■ Exercise prompt
Render every line of the listing below as a JSON list of strings, one string per line, and omit any blank lines.

BEGIN Listed records

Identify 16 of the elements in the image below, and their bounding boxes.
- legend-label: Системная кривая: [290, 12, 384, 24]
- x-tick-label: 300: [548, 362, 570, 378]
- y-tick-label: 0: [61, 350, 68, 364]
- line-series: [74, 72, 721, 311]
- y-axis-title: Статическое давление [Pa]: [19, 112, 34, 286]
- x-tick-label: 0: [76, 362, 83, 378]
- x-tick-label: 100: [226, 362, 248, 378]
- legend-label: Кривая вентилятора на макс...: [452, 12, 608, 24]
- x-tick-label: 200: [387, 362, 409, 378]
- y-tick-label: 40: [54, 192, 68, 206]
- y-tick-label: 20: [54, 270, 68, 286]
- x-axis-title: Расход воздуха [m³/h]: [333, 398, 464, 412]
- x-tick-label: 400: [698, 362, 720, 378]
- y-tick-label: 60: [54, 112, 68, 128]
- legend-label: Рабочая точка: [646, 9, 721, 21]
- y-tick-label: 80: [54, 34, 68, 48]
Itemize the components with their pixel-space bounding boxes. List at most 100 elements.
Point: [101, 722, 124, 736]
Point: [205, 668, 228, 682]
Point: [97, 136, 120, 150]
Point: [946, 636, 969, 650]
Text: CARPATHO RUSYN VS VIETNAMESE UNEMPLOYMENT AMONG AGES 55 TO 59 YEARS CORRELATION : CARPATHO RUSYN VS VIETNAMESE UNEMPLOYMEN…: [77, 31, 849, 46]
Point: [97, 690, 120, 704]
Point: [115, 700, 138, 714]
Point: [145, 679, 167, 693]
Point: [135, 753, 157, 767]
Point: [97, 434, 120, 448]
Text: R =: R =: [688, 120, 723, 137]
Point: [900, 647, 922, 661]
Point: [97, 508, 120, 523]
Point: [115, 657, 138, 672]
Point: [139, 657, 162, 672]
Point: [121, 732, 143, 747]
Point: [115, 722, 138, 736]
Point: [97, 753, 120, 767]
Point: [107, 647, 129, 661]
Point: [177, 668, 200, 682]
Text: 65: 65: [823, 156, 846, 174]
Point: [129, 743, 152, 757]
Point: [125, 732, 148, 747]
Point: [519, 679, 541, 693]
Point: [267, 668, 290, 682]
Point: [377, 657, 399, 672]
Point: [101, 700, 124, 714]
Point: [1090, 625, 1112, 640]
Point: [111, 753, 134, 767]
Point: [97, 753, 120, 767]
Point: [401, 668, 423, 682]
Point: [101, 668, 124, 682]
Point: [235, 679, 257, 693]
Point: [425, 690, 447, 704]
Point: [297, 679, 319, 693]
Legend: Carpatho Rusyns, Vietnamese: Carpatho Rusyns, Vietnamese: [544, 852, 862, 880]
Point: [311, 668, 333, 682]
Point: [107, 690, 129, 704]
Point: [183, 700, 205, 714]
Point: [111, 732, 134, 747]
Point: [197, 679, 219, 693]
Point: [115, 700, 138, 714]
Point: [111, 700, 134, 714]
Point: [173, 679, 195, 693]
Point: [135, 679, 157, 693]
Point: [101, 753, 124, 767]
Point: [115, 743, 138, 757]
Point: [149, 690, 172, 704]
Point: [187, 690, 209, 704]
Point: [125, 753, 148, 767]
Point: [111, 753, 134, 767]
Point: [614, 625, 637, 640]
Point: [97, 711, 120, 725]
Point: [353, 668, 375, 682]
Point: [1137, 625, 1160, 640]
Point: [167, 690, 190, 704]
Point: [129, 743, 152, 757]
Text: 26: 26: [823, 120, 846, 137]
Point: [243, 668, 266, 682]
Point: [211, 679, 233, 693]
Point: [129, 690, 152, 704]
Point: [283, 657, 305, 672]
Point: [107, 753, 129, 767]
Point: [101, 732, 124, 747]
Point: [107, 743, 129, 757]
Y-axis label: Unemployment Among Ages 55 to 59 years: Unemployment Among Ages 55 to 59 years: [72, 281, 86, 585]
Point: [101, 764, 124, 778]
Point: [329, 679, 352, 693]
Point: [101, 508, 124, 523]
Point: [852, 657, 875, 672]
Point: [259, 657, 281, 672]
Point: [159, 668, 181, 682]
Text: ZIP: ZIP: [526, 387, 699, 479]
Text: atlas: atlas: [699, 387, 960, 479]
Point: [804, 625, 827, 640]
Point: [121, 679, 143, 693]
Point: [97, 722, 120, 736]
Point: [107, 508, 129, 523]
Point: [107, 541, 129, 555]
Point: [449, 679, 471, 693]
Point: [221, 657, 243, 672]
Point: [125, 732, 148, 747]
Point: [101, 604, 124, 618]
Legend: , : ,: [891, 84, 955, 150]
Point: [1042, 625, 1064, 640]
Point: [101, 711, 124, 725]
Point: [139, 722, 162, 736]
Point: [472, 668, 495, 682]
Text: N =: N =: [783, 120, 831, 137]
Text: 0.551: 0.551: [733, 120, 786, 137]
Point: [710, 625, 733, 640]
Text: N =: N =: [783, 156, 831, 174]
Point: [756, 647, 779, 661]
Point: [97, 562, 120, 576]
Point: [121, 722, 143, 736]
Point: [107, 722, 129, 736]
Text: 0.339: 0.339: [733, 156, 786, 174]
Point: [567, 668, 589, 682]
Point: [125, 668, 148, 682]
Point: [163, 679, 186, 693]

END Listed records

■ Finished exercise
[
  "Identify 16 of the elements in the image below, and their bounding boxes.",
  "- legend-label: Системная кривая: [290, 12, 384, 24]",
  "- x-tick-label: 300: [548, 362, 570, 378]",
  "- y-tick-label: 0: [61, 350, 68, 364]",
  "- line-series: [74, 72, 721, 311]",
  "- y-axis-title: Статическое давление [Pa]: [19, 112, 34, 286]",
  "- x-tick-label: 0: [76, 362, 83, 378]",
  "- x-tick-label: 100: [226, 362, 248, 378]",
  "- legend-label: Кривая вентилятора на макс...: [452, 12, 608, 24]",
  "- x-tick-label: 200: [387, 362, 409, 378]",
  "- y-tick-label: 40: [54, 192, 68, 206]",
  "- y-tick-label: 20: [54, 270, 68, 286]",
  "- x-axis-title: Расход воздуха [m³/h]: [333, 398, 464, 412]",
  "- x-tick-label: 400: [698, 362, 720, 378]",
  "- y-tick-label: 60: [54, 112, 68, 128]",
  "- legend-label: Рабочая точка: [646, 9, 721, 21]",
  "- y-tick-label: 80: [54, 34, 68, 48]",
  "Itemize the components with their pixel-space bounding boxes. List at most 100 elements.",
  "Point: [101, 722, 124, 736]",
  "Point: [205, 668, 228, 682]",
  "Point: [97, 136, 120, 150]",
  "Point: [946, 636, 969, 650]",
  "Text: CARPATHO RUSYN VS VIETNAMESE UNEMPLOYMENT AMONG AGES 55 TO 59 YEARS CORRELATION : CARPATHO RUSYN VS VIETNAMESE UNEMPLOYMEN…: [77, 31, 849, 46]",
  "Point: [97, 690, 120, 704]",
  "Point: [115, 700, 138, 714]",
  "Point: [145, 679, 167, 693]",
  "Point: [135, 753, 157, 767]",
  "Point: [97, 434, 120, 448]",
  "Text: R =: R =: [688, 120, 723, 137]",
  "Point: [900, 647, 922, 661]",
  "Point: [97, 508, 120, 523]",
  "Point: [115, 657, 138, 672]",
  "Point: [139, 657, 162, 672]",
  "Point: [121, 732, 143, 747]",
  "Point: [115, 722, 138, 736]",
  "Point: [97, 753, 120, 767]",
  "Point: [107, 647, 129, 661]",
  "Point: [177, 668, 200, 682]",
  "Text: 65: 65: [823, 156, 846, 174]",
  "Point: [129, 743, 152, 757]",
  "Point: [125, 732, 148, 747]",
  "Point: [519, 679, 541, 693]",
  "Point: [267, 668, 290, 682]",
  "Point: [377, 657, 399, 672]",
  "Point: [101, 700, 124, 714]",
  "Point: [1090, 625, 1112, 640]",
  "Point: [111, 753, 134, 767]",
  "Point: [97, 753, 120, 767]",
  "Point: [401, 668, 423, 682]",
  "Point: [101, 668, 124, 682]",
  "Point: [235, 679, 257, 693]",
  "Point: [425, 690, 447, 704]",
  "Point: [297, 679, 319, 693]",
  "Legend: Carpatho Rusyns, Vietnamese: Carpatho Rusyns, Vietnamese: [544, 852, 862, 880]",
  "Point: [311, 668, 333, 682]",
  "Point: [107, 690, 129, 704]",
  "Point: [183, 700, 205, 714]",
  "Point: [111, 732, 134, 747]",
  "Point: [197, 679, 219, 693]",
  "Point: [115, 700, 138, 714]",
  "Point: [111, 700, 134, 714]",
  "Point: [173, 679, 195, 693]",
  "Point: [135, 679, 157, 693]",
  "Point: [101, 753, 124, 767]",
  "Point: [115, 743, 138, 757]",
  "Point: [149, 690, 172, 704]",
  "Point: [187, 690, 209, 704]",
  "Point: [125, 753, 148, 767]",
  "Point: [111, 753, 134, 767]",
  "Point: [614, 625, 637, 640]",
  "Point: [97, 711, 120, 725]",
  "Point: [353, 668, 375, 682]",
  "Point: [1137, 625, 1160, 640]",
  "Point: [167, 690, 190, 704]",
  "Point: [129, 743, 152, 757]",
  "Text: 26: 26: [823, 120, 846, 137]",
  "Point: [243, 668, 266, 682]",
  "Point: [211, 679, 233, 693]",
  "Point: [129, 690, 152, 704]",
  "Point: [283, 657, 305, 672]",
  "Point: [107, 753, 129, 767]",
  "Point: [101, 732, 124, 747]",
  "Point: [107, 743, 129, 757]",
  "Y-axis label: Unemployment Among Ages 55 to 59 years: Unemployment Among Ages 55 to 59 years: [72, 281, 86, 585]",
  "Point: [101, 764, 124, 778]",
  "Point: [329, 679, 352, 693]",
  "Point: [101, 508, 124, 523]",
  "Point: [852, 657, 875, 672]",
  "Point: [259, 657, 281, 672]",
  "Point: [159, 668, 181, 682]",
  "Text: ZIP: ZIP: [526, 387, 699, 479]",
  "Text: atlas: atlas: [699, 387, 960, 479]",
  "Point: [804, 625, 827, 640]",
  "Point: [121, 679, 143, 693]",
  "Point: [97, 722, 120, 736]",
  "Point: [107, 508, 129, 523]",
  "Point: [107, 541, 129, 555]",
  "Point: [449, 679, 471, 693]",
  "Point: [221, 657, 243, 672]",
  "Point: [125, 732, 148, 747]",
  "Point: [101, 604, 124, 618]",
  "Legend: , : ,: [891, 84, 955, 150]",
  "Point: [1042, 625, 1064, 640]",
  "Point: [101, 711, 124, 725]",
  "Point: [139, 722, 162, 736]",
  "Point: [472, 668, 495, 682]",
  "Text: N =: N =: [783, 120, 831, 137]",
  "Text: 0.551: 0.551: [733, 120, 786, 137]",
  "Point: [710, 625, 733, 640]",
  "Text: N =: N =: [783, 156, 831, 174]",
  "Point: [756, 647, 779, 661]",
  "Point: [97, 562, 120, 576]",
  "Point: [121, 722, 143, 736]",
  "Point: [107, 722, 129, 736]",
  "Text: 0.339: 0.339: [733, 156, 786, 174]",
  "Point: [567, 668, 589, 682]",
  "Point: [125, 668, 148, 682]",
  "Point: [163, 679, 186, 693]"
]